Copy out all the lines where "bluetooth" shows up.
▶
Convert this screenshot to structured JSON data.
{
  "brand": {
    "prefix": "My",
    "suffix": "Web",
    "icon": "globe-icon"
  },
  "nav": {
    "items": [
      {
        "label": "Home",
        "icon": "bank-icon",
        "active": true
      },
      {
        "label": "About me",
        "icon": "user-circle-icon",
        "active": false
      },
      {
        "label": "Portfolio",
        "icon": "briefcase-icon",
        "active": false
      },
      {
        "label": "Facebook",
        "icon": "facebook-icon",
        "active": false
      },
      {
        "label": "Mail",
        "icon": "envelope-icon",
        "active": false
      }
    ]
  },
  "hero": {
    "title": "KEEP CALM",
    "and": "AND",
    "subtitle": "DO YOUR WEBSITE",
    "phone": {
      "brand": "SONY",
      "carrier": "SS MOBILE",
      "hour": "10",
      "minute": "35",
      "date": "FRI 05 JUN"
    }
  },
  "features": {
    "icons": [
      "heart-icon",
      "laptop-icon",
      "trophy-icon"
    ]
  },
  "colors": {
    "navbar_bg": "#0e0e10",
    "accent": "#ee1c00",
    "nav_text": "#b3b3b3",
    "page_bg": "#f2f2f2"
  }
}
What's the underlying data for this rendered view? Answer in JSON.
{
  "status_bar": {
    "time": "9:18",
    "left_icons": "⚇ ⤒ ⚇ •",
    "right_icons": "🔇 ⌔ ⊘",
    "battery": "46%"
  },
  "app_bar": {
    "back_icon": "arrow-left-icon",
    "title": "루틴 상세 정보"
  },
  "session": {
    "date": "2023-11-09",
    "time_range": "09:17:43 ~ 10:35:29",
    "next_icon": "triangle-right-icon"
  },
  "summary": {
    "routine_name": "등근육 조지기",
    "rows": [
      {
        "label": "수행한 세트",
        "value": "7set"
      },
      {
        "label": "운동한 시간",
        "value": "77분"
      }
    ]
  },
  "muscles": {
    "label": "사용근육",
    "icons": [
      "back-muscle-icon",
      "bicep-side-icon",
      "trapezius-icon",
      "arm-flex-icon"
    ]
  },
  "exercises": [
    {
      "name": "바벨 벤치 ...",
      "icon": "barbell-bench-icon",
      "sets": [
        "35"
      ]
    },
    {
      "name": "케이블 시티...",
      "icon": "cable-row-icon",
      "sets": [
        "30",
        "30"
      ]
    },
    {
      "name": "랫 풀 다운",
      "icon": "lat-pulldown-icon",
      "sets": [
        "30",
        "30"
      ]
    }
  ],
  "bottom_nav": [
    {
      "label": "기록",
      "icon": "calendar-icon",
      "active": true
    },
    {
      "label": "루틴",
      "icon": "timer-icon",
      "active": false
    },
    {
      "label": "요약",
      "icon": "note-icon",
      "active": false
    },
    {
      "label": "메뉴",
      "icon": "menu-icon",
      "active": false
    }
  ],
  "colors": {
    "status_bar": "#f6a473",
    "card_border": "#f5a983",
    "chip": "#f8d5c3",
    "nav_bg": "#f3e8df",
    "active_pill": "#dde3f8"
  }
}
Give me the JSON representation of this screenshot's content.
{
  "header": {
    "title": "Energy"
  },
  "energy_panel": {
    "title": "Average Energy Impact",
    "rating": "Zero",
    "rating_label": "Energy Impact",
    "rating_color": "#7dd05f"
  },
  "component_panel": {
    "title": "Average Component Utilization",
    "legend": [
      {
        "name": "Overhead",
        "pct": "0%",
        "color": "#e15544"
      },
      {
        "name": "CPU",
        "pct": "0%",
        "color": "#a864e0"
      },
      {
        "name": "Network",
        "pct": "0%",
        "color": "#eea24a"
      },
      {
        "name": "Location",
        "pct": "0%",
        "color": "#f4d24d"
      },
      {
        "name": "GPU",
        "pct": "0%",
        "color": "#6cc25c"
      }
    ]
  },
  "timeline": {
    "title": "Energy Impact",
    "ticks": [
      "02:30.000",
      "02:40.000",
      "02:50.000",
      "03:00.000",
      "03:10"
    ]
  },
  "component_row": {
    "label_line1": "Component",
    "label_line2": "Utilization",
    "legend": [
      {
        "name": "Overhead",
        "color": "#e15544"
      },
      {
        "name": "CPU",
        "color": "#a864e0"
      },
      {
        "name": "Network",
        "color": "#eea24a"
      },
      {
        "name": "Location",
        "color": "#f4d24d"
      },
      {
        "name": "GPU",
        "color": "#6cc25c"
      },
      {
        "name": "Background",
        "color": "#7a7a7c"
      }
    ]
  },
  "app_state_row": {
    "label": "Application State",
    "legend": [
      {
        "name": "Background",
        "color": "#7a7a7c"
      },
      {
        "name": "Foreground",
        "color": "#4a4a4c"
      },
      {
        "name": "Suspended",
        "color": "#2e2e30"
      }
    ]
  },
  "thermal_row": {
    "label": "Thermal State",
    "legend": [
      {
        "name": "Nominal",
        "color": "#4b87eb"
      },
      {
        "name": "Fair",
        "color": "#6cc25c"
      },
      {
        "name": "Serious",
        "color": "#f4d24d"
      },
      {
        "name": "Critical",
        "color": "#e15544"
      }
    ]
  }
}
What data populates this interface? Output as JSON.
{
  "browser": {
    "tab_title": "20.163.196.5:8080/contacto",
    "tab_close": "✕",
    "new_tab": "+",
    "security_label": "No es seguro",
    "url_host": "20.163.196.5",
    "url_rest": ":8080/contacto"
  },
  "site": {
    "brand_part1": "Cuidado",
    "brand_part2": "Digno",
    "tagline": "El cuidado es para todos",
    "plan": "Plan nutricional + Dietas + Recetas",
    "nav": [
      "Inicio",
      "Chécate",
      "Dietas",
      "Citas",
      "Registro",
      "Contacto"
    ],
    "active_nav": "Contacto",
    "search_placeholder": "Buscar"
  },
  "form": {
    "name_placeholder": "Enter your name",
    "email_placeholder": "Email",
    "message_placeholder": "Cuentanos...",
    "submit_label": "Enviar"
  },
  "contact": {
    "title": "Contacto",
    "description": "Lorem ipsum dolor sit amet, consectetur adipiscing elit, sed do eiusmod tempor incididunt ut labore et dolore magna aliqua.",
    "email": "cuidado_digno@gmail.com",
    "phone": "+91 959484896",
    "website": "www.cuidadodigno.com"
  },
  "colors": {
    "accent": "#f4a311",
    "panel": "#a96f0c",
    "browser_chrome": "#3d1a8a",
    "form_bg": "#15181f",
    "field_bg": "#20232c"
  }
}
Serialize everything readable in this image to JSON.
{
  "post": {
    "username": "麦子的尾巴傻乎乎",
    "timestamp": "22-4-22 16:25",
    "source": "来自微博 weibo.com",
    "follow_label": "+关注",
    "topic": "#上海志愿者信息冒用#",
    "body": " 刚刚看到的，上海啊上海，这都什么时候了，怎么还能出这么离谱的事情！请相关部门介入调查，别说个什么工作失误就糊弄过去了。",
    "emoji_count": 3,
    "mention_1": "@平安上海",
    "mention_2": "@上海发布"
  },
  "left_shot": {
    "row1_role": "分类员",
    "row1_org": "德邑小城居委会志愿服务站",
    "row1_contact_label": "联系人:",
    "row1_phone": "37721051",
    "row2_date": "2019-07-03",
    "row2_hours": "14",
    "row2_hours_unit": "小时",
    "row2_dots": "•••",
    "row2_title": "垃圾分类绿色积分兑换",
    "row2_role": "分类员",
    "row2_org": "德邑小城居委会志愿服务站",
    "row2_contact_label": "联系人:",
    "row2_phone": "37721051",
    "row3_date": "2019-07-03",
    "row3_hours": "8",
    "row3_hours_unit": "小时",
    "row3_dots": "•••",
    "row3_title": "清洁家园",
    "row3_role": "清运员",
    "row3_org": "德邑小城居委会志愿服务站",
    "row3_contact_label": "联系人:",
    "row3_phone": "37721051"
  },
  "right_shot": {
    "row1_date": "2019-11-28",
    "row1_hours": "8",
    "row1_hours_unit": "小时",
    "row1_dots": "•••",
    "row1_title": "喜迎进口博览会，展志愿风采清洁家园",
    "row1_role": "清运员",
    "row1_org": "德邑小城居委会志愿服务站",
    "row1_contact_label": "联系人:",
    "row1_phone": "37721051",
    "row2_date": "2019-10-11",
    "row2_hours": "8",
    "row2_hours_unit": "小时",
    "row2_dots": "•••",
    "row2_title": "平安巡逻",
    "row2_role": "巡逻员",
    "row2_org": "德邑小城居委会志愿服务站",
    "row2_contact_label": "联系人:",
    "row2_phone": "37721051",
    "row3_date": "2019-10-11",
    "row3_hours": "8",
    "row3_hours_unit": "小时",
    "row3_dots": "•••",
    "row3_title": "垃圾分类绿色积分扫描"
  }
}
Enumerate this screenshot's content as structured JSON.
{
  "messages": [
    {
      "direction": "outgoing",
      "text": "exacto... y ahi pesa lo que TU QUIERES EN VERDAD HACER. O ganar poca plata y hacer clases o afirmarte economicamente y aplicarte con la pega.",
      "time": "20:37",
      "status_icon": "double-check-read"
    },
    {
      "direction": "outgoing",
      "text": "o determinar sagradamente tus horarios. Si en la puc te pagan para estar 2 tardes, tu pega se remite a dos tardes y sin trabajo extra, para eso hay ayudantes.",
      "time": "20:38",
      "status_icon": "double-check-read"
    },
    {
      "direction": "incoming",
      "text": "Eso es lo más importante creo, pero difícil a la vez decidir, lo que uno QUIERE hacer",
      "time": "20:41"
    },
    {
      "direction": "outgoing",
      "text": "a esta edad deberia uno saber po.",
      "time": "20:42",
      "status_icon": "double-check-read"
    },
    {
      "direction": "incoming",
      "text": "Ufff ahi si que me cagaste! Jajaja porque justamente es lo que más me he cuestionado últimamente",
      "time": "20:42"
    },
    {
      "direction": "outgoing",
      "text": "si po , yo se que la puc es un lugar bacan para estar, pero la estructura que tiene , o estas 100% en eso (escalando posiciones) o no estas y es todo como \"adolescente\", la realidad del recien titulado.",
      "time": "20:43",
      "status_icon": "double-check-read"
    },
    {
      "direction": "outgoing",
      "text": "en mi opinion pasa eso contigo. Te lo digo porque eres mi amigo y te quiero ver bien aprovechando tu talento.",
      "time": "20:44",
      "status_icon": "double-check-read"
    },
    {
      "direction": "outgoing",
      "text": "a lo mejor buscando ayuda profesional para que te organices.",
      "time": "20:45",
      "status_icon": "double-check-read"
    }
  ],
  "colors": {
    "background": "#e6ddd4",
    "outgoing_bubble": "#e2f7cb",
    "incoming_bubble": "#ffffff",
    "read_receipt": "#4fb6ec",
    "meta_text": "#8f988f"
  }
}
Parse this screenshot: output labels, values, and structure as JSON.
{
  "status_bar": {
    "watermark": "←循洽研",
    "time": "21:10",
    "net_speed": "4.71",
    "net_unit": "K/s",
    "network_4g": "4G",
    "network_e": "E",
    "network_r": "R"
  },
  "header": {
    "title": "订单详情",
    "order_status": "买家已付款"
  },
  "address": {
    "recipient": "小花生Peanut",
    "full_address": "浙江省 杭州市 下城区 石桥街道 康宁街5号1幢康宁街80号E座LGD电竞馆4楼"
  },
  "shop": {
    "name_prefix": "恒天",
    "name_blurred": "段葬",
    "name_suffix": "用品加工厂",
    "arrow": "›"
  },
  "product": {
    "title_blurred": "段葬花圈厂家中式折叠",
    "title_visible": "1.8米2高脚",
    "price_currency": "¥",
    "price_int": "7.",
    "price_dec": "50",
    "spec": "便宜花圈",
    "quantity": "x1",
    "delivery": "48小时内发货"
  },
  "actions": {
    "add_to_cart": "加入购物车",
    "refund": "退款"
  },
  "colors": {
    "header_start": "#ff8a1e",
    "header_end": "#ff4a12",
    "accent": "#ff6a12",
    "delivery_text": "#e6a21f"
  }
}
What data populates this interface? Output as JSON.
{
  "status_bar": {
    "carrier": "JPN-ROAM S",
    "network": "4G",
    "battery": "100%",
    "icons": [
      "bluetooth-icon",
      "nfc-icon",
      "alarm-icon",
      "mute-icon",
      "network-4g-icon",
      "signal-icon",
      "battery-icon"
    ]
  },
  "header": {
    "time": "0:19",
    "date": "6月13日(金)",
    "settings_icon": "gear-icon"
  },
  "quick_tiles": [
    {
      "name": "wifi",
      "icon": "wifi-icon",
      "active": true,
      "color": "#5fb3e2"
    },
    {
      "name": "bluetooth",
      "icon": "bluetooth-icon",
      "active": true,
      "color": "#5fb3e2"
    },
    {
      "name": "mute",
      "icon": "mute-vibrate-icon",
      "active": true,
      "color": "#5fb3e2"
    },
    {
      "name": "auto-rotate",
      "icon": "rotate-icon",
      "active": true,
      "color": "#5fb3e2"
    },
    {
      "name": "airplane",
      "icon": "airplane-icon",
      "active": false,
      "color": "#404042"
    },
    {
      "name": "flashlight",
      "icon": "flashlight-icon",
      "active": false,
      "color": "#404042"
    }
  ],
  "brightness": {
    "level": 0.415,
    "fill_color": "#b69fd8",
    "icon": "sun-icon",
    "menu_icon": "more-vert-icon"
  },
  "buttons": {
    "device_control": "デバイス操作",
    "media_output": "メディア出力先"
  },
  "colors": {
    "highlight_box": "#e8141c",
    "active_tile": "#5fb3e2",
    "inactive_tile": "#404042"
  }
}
◀
The solution:
      "bluetooth-icon",
      "name": "bluetooth",
      "icon": "bluetooth-icon",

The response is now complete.